# [Task to complete]
Provide the count of lines that hold "double" and no other output.

# [Provided material]
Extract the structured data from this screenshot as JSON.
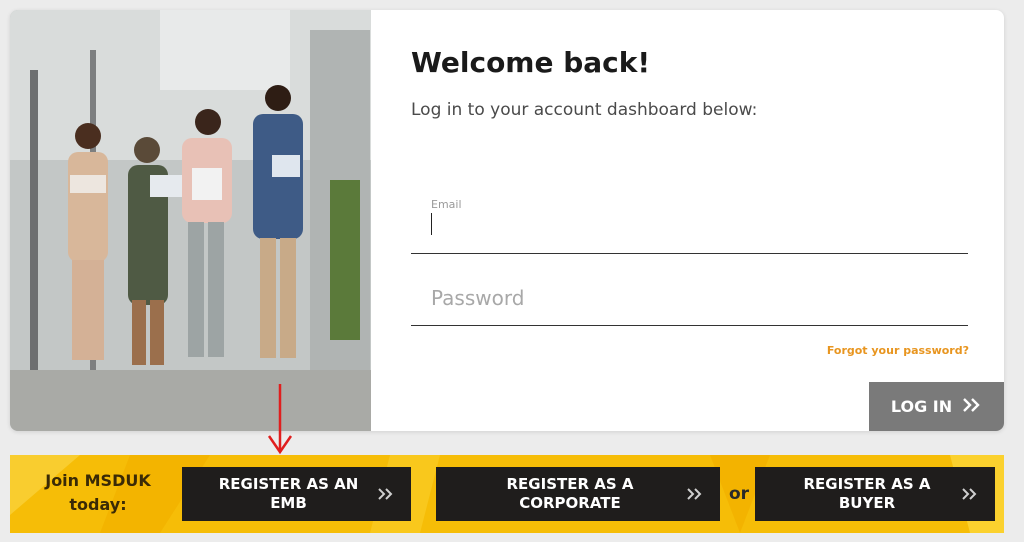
{
  "login": {
    "title": "Welcome back!",
    "subtitle": "Log in to your account dashboard below:",
    "email_label": "Email",
    "email_value": "",
    "password_placeholder": "Password",
    "forgot_link": "Forgot your password?",
    "login_button": "LOG IN"
  },
  "banner": {
    "join_line1": "Join MSDUK",
    "join_line2": "today:",
    "register_emb": [
      "REGISTER AS AN",
      "EMB"
    ],
    "register_corporate": [
      "REGISTER AS A",
      "CORPORATE"
    ],
    "or_text": "or",
    "register_buyer": [
      "REGISTER AS A",
      "BUYER"
    ]
  },
  "colors": {
    "accent_orange": "#e8951f",
    "banner_yellow": "#f6bd07",
    "button_dark": "#1f1d1c",
    "login_grey": "#7a7a7a",
    "annotation_red": "#e01e1e"
  },
  "icons": {
    "login_chevron": "double-chevron-right-icon",
    "register_chevron": "double-chevron-right-icon",
    "annotation": "red-arrow-down-icon"
  }
}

# [Reply]
2